YOUR OBJECTIVE — Output every line below without omitting or altering anything.

ENTRIES PROVIDED —
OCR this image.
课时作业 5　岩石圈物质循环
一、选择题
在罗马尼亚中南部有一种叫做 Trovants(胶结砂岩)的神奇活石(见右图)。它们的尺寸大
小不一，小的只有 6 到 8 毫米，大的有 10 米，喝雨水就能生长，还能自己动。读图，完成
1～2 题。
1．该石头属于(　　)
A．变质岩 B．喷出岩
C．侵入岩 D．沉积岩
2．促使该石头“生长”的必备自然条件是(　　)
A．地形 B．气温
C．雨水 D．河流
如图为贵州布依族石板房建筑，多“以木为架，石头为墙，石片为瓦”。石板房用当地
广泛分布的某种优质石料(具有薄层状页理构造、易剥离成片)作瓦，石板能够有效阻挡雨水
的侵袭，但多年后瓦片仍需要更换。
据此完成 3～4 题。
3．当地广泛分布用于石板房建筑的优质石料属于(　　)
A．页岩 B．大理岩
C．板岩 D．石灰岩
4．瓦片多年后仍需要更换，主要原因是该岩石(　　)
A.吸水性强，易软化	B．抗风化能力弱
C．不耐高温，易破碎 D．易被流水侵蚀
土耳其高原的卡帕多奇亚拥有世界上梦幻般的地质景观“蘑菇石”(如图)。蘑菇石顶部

SOLUTION BELOW —
OCR this image.
课时作业 5　岩石圈物质循环
一、选择题
在罗马尼亚中南部有一种叫做 Trovants(胶结砂岩)的神奇活石(见右图)。它们的尺寸大
小不一，小的只有 6 到 8 毫米，大的有 10 米，喝雨水就能生长，还能自己动。读图，完成
1～2 题。
1．该石头属于(　　)
A．变质岩 B．喷出岩
C．侵入岩 D．沉积岩
2．促使该石头“生长”的必备自然条件是(　　)
A．地形 B．气温
C．雨水 D．河流
如图为贵州布依族石板房建筑，多“以木为架，石头为墙，石片为瓦”。石板房用当地
广泛分布的某种优质石料(具有薄层状页理构造、易剥离成片)作瓦，石板能够有效阻挡雨水
的侵袭，但多年后瓦片仍需要更换。
据此完成 3～4 题。
3．当地广泛分布用于石板房建筑的优质石料属于(　　)
A．页岩 B．大理岩
C．板岩 D．石灰岩
4．瓦片多年后仍需要更换，主要原因是该岩石(　　)
A.吸水性强，易软化	B．抗风化能力弱
C．不耐高温，易破碎 D．易被流水侵蚀
土耳其高原的卡帕多奇亚拥有世界上梦幻般的地质景观“蘑菇石”(如图)。蘑菇石顶部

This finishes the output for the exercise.